Element location data
## BEGIN
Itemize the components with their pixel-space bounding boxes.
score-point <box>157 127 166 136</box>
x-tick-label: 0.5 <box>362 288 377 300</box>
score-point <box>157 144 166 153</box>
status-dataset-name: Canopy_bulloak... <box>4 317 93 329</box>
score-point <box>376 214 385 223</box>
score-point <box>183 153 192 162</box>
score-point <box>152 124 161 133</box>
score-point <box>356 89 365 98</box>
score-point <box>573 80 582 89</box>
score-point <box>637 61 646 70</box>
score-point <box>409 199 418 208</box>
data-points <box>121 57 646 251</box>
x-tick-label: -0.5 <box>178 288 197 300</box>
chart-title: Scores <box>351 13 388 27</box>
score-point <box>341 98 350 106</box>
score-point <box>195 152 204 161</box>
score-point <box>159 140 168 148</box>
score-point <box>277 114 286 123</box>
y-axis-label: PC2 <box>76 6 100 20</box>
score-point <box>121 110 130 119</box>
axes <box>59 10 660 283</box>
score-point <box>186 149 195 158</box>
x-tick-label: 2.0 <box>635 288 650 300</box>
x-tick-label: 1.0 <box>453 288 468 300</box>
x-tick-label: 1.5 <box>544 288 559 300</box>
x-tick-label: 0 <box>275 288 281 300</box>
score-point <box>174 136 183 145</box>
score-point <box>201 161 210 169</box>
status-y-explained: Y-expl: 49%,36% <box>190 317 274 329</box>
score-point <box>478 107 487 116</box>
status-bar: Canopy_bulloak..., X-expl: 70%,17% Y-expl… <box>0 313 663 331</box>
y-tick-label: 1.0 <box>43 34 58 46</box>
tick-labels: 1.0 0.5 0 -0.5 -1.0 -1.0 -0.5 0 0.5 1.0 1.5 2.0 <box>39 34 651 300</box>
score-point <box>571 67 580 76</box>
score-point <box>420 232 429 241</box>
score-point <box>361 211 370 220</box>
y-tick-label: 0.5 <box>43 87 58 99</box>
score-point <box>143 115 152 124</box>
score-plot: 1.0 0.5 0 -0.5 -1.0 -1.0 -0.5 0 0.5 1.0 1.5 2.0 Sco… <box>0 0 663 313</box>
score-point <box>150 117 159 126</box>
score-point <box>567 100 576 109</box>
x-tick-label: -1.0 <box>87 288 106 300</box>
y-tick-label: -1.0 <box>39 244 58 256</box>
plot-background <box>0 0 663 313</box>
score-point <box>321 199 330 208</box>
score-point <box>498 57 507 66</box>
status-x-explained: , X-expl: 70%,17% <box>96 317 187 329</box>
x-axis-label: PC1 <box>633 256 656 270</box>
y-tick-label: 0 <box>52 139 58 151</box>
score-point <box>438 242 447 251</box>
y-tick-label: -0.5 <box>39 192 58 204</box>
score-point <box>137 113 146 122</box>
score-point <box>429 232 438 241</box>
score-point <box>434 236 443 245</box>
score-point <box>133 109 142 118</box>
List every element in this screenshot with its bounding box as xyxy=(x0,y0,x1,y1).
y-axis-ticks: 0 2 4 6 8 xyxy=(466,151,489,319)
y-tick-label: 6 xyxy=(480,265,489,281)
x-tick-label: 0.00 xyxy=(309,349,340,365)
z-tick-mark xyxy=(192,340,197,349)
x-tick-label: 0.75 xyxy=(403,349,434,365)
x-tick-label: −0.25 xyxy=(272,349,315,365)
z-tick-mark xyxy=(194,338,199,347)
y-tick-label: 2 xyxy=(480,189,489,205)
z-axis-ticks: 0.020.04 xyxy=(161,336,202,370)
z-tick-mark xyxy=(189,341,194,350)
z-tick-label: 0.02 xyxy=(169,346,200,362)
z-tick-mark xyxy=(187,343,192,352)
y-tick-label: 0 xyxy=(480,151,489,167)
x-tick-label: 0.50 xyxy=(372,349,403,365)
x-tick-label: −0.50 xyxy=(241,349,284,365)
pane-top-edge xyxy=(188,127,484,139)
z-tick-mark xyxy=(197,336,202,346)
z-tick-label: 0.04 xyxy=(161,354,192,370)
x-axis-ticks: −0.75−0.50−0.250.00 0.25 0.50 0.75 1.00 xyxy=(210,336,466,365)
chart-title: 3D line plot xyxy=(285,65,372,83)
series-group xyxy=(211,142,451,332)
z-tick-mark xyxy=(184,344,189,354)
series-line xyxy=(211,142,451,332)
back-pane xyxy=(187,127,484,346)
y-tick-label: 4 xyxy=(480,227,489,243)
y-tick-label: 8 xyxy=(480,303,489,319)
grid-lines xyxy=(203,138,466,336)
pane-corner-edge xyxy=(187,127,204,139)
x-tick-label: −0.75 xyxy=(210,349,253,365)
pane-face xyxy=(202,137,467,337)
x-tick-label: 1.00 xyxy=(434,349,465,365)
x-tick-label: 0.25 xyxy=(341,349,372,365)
## END
## Your instructions
How many lines in the listing above contain the string "mark"? Give only the number.

## The reply
6